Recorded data
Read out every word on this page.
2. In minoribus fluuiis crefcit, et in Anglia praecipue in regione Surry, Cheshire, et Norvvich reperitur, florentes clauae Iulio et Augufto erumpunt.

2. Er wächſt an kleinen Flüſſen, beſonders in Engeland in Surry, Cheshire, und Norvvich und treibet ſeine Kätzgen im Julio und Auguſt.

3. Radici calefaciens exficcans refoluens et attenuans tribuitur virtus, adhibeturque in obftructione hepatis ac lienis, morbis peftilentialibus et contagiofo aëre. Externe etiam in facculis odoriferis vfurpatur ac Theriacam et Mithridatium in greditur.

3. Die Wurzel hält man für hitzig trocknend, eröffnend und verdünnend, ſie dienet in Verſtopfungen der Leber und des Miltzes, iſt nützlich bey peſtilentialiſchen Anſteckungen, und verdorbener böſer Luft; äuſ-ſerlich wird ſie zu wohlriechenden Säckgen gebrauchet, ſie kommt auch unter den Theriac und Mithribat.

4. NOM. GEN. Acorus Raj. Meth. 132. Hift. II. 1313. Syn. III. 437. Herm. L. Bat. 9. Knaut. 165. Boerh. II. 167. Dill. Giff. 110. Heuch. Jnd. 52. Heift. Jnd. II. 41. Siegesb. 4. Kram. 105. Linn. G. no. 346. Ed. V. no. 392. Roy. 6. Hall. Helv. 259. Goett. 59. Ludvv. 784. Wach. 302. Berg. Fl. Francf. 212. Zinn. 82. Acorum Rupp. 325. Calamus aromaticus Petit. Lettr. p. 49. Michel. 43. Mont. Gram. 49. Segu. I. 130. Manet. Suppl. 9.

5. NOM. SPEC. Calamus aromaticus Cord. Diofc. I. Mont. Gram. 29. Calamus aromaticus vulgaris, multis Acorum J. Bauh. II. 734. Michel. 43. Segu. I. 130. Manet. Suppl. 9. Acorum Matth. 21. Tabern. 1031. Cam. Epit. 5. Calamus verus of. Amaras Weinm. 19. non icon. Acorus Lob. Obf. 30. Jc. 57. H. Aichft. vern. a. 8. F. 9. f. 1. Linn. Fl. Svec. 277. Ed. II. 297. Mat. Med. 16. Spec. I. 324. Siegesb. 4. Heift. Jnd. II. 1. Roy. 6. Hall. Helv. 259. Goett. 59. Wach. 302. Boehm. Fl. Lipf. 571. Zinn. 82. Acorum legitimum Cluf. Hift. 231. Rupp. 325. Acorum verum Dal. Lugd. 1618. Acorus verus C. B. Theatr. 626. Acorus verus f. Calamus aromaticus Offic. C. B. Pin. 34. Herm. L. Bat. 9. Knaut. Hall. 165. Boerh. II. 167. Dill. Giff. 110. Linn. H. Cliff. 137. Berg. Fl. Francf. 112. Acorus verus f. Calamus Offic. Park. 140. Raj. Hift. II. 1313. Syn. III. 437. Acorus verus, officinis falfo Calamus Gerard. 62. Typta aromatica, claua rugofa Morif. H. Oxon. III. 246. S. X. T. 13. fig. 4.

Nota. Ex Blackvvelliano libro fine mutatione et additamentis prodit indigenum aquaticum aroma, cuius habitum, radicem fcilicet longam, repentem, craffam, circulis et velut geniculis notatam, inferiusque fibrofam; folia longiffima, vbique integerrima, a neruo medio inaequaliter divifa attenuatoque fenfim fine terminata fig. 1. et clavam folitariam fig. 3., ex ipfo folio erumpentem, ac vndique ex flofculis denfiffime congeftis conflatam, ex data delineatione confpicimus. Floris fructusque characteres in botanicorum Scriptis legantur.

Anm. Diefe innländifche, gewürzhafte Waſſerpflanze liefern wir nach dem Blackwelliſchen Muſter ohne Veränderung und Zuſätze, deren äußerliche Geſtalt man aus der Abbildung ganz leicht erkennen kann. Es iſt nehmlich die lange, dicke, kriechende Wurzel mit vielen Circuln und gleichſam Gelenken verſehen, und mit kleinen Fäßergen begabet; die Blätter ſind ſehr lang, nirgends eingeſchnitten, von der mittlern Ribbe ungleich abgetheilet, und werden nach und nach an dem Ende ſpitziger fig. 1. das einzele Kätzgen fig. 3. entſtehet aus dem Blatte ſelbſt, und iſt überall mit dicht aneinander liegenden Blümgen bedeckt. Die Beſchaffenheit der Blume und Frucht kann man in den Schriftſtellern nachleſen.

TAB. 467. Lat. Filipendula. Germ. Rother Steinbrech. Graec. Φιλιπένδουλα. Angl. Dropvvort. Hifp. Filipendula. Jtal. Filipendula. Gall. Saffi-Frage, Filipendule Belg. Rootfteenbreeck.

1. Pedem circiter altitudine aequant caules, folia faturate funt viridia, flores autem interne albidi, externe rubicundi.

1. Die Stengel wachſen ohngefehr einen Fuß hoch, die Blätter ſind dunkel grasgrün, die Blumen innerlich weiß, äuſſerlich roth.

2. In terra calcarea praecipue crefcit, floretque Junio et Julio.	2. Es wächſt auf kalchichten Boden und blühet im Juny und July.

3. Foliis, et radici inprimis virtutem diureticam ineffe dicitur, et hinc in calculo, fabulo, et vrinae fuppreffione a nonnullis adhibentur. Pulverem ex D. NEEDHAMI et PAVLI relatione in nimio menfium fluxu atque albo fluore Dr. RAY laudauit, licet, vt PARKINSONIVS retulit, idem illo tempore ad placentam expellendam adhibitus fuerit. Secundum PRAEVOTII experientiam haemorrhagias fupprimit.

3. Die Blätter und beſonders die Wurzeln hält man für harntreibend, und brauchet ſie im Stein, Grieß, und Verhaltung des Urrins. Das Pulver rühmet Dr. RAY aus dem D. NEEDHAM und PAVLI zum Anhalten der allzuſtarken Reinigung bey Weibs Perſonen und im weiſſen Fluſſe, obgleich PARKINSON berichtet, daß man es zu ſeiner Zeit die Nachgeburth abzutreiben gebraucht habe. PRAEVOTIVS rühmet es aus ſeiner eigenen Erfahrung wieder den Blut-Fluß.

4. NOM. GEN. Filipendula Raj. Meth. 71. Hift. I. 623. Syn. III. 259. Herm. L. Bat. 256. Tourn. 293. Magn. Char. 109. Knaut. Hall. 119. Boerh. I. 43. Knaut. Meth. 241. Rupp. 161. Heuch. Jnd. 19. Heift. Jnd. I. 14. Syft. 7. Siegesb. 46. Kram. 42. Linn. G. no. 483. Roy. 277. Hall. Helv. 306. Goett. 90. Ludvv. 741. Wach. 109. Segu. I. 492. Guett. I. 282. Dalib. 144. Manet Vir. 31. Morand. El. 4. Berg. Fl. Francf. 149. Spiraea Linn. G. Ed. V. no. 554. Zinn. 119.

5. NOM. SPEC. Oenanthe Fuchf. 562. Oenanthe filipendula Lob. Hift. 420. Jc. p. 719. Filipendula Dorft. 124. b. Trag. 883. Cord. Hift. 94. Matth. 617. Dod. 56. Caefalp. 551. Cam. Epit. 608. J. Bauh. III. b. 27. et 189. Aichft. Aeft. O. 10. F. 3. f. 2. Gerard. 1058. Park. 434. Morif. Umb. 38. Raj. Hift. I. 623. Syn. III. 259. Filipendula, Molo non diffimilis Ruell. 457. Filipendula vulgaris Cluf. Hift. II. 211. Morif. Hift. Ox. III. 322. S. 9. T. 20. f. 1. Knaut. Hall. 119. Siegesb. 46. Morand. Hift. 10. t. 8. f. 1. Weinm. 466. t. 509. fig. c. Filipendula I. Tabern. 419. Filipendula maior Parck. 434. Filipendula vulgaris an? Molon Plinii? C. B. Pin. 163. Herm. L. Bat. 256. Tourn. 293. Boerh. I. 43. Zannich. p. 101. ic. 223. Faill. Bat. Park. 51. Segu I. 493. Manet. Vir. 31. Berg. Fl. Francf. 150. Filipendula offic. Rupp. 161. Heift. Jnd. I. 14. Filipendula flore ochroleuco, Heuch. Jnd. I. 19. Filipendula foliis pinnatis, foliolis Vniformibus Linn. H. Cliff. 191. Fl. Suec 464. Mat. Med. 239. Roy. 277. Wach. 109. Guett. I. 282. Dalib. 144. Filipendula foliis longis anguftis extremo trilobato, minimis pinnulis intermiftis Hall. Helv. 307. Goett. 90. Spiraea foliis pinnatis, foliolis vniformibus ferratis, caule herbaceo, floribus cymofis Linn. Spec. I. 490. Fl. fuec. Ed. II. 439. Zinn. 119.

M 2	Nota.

__Given request__
Look for "Michel" and pull out every line that has it.

__Task solution__
4. NOM. GEN. Acorus Raj. Meth. 132. Hift. II. 1313. Syn. III. 437. Herm. L. Bat. 9. Knaut. 165. Boerh. II. 167. Dill. Giff. 110. Heuch. Jnd. 52. Heift. Jnd. II. 41. Siegesb. 4. Kram. 105. Linn. G. no. 346. Ed. V. no. 392. Roy. 6. Hall. Helv. 259. Goett. 59. Ludvv. 784. Wach. 302. Berg. Fl. Francf. 212. Zinn. 82. Acorum Rupp. 325. Calamus aromaticus Petit. Lettr. p. 49. Michel. 43. Mont. Gram. 49. Segu. I. 130. Manet. Suppl. 9.
5. NOM. SPEC. Calamus aromaticus Cord. Diofc. I. Mont. Gram. 29. Calamus aromaticus vulgaris, multis Acorum J. Bauh. II. 734. Michel. 43. Segu. I. 130. Manet. Suppl. 9. Acorum Matth. 21. Tabern. 1031. Cam. Epit. 5. Calamus verus of. Amaras Weinm. 19. non icon. Acorus Lob. Obf. 30. Jc. 57. H. Aichft. vern. a. 8. F. 9. f. 1. Linn. Fl. Svec. 277. Ed. II. 297. Mat. Med. 16. Spec. I. 324. Siegesb. 4. Heift. Jnd. II. 1. Roy. 6. Hall. Helv. 259. Goett. 59. Wach. 302. Boehm. Fl. Lipf. 571. Zinn. 82. Acorum legitimum Cluf. Hift. 231. Rupp. 325. Acorum verum Dal. Lugd. 1618. Acorus verus C. B. Theatr. 626. Acorus verus f. Calamus aromaticus Offic. C. B. Pin. 34. Herm. L. Bat. 9. Knaut. Hall. 165. Boerh. II. 167. Dill. Giff. 110. Linn. H. Cliff. 137. Berg. Fl. Francf. 112. Acorus verus f. Calamus Offic. Park. 140. Raj. Hift. II. 1313. Syn. III. 437. Acorus verus, officinis falfo Calamus Gerard. 62. Typta aromatica, claua rugofa Morif. H. Oxon. III. 246. S. X. T. 13. fig. 4.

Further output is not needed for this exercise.